#### EXERCISE INSTRUCTIONS:
Copy each line of the entries that contains the word "Schedule".

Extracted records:
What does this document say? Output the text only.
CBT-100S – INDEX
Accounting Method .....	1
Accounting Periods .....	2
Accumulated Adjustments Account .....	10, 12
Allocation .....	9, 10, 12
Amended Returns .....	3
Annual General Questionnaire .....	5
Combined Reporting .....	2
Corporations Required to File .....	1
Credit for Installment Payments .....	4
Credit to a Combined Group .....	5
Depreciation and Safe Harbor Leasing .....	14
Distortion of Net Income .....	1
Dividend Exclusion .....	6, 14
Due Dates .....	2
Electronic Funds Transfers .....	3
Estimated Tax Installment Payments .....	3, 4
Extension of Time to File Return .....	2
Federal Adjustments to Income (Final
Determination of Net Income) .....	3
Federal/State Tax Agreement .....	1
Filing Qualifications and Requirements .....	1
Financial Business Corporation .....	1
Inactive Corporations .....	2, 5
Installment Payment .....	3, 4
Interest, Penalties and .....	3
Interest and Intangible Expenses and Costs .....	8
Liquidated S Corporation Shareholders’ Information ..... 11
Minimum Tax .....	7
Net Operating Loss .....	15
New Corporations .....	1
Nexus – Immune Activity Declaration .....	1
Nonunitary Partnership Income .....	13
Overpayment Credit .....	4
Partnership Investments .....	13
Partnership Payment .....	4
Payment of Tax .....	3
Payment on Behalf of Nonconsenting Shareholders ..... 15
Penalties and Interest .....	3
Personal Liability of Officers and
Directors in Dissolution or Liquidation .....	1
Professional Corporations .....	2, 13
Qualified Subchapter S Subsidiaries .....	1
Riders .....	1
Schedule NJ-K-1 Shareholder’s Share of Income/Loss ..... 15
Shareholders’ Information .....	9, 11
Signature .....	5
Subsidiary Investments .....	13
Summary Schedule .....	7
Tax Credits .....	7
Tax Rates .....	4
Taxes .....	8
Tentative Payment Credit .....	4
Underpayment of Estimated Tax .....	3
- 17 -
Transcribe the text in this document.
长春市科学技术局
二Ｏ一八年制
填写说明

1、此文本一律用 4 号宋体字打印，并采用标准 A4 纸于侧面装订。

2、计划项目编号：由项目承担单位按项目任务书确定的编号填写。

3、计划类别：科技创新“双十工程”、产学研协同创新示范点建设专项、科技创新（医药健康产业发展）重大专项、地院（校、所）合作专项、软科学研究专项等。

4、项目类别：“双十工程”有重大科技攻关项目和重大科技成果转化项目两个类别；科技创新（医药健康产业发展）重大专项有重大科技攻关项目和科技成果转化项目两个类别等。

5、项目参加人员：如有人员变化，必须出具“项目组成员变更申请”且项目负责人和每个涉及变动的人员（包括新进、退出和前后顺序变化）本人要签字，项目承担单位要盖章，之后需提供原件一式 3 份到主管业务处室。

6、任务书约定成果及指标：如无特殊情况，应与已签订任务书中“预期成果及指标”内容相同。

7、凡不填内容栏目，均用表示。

#### WRITTEN ANSWER:
Schedule NJ-K-1 Shareholder’s Share of Income/Loss ..... 15
Summary Schedule .....	7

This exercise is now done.